* **EXERCISE DIRECTIONS**:
Retype all of the data. Every line must match exactly.

___ EXTRACTED INFORMATION ___

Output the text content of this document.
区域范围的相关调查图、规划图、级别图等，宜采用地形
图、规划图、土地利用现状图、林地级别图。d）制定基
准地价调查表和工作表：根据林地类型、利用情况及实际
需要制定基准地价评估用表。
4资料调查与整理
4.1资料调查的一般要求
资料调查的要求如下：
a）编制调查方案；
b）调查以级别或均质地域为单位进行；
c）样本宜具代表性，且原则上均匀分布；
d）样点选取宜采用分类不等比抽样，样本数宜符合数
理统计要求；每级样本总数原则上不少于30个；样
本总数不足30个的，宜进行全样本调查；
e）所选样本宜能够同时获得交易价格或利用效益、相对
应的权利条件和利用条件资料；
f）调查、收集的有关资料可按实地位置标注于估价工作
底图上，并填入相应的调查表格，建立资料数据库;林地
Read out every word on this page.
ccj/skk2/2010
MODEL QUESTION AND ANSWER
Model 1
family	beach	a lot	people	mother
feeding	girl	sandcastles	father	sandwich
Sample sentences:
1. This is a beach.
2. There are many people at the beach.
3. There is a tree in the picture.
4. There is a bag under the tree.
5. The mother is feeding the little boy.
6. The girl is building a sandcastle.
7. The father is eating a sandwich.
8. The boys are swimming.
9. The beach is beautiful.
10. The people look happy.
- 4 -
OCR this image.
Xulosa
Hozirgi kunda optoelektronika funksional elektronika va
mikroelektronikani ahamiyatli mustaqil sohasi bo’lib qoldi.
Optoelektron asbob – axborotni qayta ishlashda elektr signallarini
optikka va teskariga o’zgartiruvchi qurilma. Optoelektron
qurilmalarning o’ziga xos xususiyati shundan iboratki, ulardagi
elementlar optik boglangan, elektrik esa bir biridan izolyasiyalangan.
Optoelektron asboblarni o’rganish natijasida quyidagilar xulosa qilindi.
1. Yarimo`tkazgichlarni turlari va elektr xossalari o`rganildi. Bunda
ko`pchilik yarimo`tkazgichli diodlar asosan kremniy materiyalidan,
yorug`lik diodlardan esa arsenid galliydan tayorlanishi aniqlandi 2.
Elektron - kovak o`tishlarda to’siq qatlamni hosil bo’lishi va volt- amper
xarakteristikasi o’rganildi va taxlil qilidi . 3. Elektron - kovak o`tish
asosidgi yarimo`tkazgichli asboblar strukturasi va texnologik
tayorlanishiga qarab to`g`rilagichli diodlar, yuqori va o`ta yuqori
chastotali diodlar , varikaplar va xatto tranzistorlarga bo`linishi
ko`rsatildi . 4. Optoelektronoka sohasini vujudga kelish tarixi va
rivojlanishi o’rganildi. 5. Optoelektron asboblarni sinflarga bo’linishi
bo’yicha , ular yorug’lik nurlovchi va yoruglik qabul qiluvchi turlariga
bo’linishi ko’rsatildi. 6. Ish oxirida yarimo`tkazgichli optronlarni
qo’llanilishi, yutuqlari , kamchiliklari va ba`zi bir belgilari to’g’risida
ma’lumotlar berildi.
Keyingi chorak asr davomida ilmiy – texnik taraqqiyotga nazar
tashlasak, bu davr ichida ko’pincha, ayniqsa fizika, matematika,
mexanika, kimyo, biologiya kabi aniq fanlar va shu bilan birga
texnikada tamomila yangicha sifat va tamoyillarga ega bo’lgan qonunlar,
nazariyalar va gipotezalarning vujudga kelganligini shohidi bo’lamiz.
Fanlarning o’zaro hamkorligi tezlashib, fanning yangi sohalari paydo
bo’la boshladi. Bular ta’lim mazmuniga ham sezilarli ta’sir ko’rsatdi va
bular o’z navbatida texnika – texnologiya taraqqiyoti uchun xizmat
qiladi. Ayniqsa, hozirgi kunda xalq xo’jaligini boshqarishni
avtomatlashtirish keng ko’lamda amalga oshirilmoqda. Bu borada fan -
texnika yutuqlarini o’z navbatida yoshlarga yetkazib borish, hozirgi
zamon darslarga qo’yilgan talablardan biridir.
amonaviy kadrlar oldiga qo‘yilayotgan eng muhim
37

___

* **RESULT BELOW**:
Output the text content of this document.
区域范围的相关调查图、规划图、级别图等，宜采用地形
图、规划图、土地利用现状图、林地级别图。d）制定基
准地价调查表和工作表：根据林地类型、利用情况及实际
需要制定基准地价评估用表。
4资料调查与整理
4.1资料调查的一般要求
资料调查的要求如下：
a）编制调查方案；
b）调查以级别或均质地域为单位进行；
c）样本宜具代表性，且原则上均匀分布；
d）样点选取宜采用分类不等比抽样，样本数宜符合数
理统计要求；每级样本总数原则上不少于30个；样
本总数不足30个的，宜进行全样本调查；
e）所选样本宜能够同时获得交易价格或利用效益、相对
应的权利条件和利用条件资料；
f）调查、收集的有关资料可按实地位置标注于估价工作
底图上，并填入相应的调查表格，建立资料数据库;林地
Read out every word on this page.
ccj/skk2/2010
MODEL QUESTION AND ANSWER
Model 1
family	beach	a lot	people	mother
feeding	girl	sandcastles	father	sandwich
Sample sentences:
1. This is a beach.
2. There are many people at the beach.
3. There is a tree in the picture.
4. There is a bag under the tree.
5. The mother is feeding the little boy.
6. The girl is building a sandcastle.
7. The father is eating a sandwich.
8. The boys are swimming.
9. The beach is beautiful.
10. The people look happy.
- 4 -
OCR this image.
Xulosa
Hozirgi kunda optoelektronika funksional elektronika va
mikroelektronikani ahamiyatli mustaqil sohasi bo’lib qoldi.
Optoelektron asbob – axborotni qayta ishlashda elektr signallarini
optikka va teskariga o’zgartiruvchi qurilma. Optoelektron
qurilmalarning o’ziga xos xususiyati shundan iboratki, ulardagi
elementlar optik boglangan, elektrik esa bir biridan izolyasiyalangan.
Optoelektron asboblarni o’rganish natijasida quyidagilar xulosa qilindi.
1. Yarimo`tkazgichlarni turlari va elektr xossalari o`rganildi. Bunda
ko`pchilik yarimo`tkazgichli diodlar asosan kremniy materiyalidan,
yorug`lik diodlardan esa arsenid galliydan tayorlanishi aniqlandi 2.
Elektron - kovak o`tishlarda to’siq qatlamni hosil bo’lishi va volt- amper
xarakteristikasi o’rganildi va taxlil qilidi . 3. Elektron - kovak o`tish
asosidgi yarimo`tkazgichli asboblar strukturasi va texnologik
tayorlanishiga qarab to`g`rilagichli diodlar, yuqori va o`ta yuqori
chastotali diodlar , varikaplar va xatto tranzistorlarga bo`linishi
ko`rsatildi . 4. Optoelektronoka sohasini vujudga kelish tarixi va
rivojlanishi o’rganildi. 5. Optoelektron asboblarni sinflarga bo’linishi
bo’yicha , ular yorug’lik nurlovchi va yoruglik qabul qiluvchi turlariga
bo’linishi ko’rsatildi. 6. Ish oxirida yarimo`tkazgichli optronlarni
qo’llanilishi, yutuqlari , kamchiliklari va ba`zi bir belgilari to’g’risida
ma’lumotlar berildi.
Keyingi chorak asr davomida ilmiy – texnik taraqqiyotga nazar
tashlasak, bu davr ichida ko’pincha, ayniqsa fizika, matematika,
mexanika, kimyo, biologiya kabi aniq fanlar va shu bilan birga
texnikada tamomila yangicha sifat va tamoyillarga ega bo’lgan qonunlar,
nazariyalar va gipotezalarning vujudga kelganligini shohidi bo’lamiz.
Fanlarning o’zaro hamkorligi tezlashib, fanning yangi sohalari paydo
bo’la boshladi. Bular ta’lim mazmuniga ham sezilarli ta’sir ko’rsatdi va
bular o’z navbatida texnika – texnologiya taraqqiyoti uchun xizmat
qiladi. Ayniqsa, hozirgi kunda xalq xo’jaligini boshqarishni
avtomatlashtirish keng ko’lamda amalga oshirilmoqda. Bu borada fan -
texnika yutuqlarini o’z navbatida yoshlarga yetkazib borish, hozirgi
zamon darslarga qo’yilgan talablardan biridir.
amonaviy kadrlar oldiga qo‘yilayotgan eng muhim
37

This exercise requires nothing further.